Industry City
Industry City
Industry City: Sarah Dorio

New Yorkers have likely heard the grumblings and groanings — New York City just isn’t what it used to be. It was once a land of opportunity — now it’s far too expensive and difficult for anyone to do anything but move on out.

But is that really the case?

Not as far as Industry City is concerned. This revolutionary locale for the development of industry is taking NYC — Brooklyn, to be specific — by storm.

A Bit Of History

This waterfront location, with its 6 million square feet of warehouse space wasn’t born of nothing. It’s thanks to an endeavor by Irving T. Bush back in 1895 that the groundwork for today’s Industry City was laid. His idea: create a huge space for manufacturing, warehousing and distribution, then known as Bush Terminal. Located in what was, at the time, an inexpensive area of Brooklyn, the space quickly became ideal for retailers in nearby Manhattan.

Industry City thrived from the start, primarily because of how independent it was from the rest of the city. The original locale had its own internal police force, fire department and even rail network. At the peak of the Industrial Revolution nearly 25,000 workers found employ at Industry City, taking advantage of these services and creating what would be known as an empire for creation and innovation.

While its importance diminished in the post-World War II years, Industry City remained, continuously chugging away — albeit in the background — in New York’s industrial scene.

But, it was long overdue for a makeover.

Today’s Industry City: A Renewed Look at the Industrial Revolution

Industry City
Colson Space at Industry City, Care of Industry City

While Industry City has long remained an important staple of industry in New York, it wasn’t until new partnership took over in August 2013 that the property was repositioned for its industrial renaissance. An Industry City as it stood at the turn of the 19th century would not be of interest today, but with a carefully calculated rebirth, has forged renewed interest and industriousness.

“So what has changed?” says Andrew Kimball, CEO of Industry City. “First, people want to make things again.”

Thanks to developments in technology, allowing for the quick production of prototyping and strides towards innovating constantly and consistently, what Kimball calls an “innovation economy” has been born. The industries that comprise the innovation economy, art and design, film and TV, fashion, tech and food, are New York City’s fastest growing sectors. Industry City allows these industries the space to complete the entirety of their innovation process from start-to-finish in one facility.

“Perhaps just as important for these companies is that Industry City allows them to create their product alongside hundreds of other like-minded makers,” Kimball explains. “More and more, we see our tenants working with one another and growing their business through connection they’ve made down across the hall or in a neighboring building.”

Today’s Industry City remains firmly ensconced in innovation and manufacturing, though the smokestacks of yore are gone. Instead, Industry City is becoming part of Brooklyn’s landscape itself, creating a space that is opened to manufacturers, artisans and designers of all kinds and from many different sectors.

“We have created an eclectic community of innovation economy businesses that are making physical, digital or engineered products, as well as those that are part of the ecosystem that feeds innovation businesses, which includes artists,” Kimball says. “As the word about Industry City spreads, tenants are willingly coming to us because they want to be part of a unique community of makers.”

COLLECTED MATERIAL:
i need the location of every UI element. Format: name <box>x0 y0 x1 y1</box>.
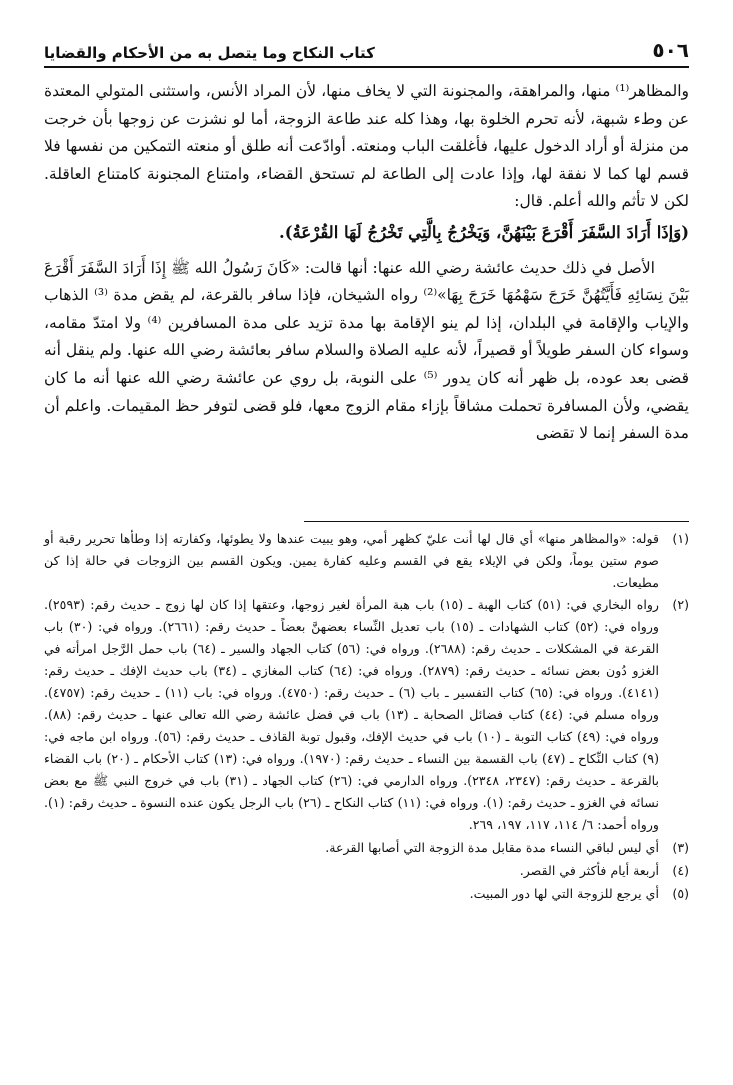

WHAT YOU SHOULD DO: Write the next part of the article on Industry City in Brooklyn, starting right after its final sentence.

EXPECTED OUTPUT:
That community includes such companies as Alexandra Ferguson, a manufacturer of eco-friendly pillows and accessories, Car2Go, a car-sharing startup, Fodera Guitars, a guitar manufacturer, Karen’s Body Beautiful, a producer of organic hair and body products, and MakerBot, a 3D printer manufacturer.

While Industry City has opened its doors, in particular, to these artisans and manufacturers looking for space, it also seeks, with its prime location, to create a space that’s friendly to pedestrians as well. The ground floor and lower levels have been transformed into shops, showrooms, event spaces and courtyards, where events including summertime music festivals and vintage marketplaces for trendy shoppers, help bring locals out.

One of the main draws to Industry City on a daily basis is its unique food court, which unites some of the finest food producers of New York, including Blue Marble Ice Cream, Liddabit Sweets, Ninja Bubble Tea and Steve & Andy Organics.

This food court is just one of the ways that Industry City seeks to keep the local community involved and invested in the future of the space.

Tenants also receive complimentary recruitment services that focus on the workforce of south Brooklyn, allowing local job seekers to find employ close to home, with over 1500 new jobs since 2013. Says Andrew, “Hiring locally is obviously good for the surrounding community, and thus the right thing to do as a ‘good neighbor,’ but it’s also good for business. Studies have shown that retention rates of employees who live near where they work are greater than those who have longer commutes.”

Industry City also seeks to involve local students, through partnerships with local school districts to create internships and to host tours of the space for career days and workshops.

“Most recently, we hosted Sunset Park High School’s Small Business & Entrepreneurship in Jewelry Making program, in which students created their own business from the ground up and learned how to plan, budget, advertise, and make jewelry to become successful entrepreneurs,” says Kimball.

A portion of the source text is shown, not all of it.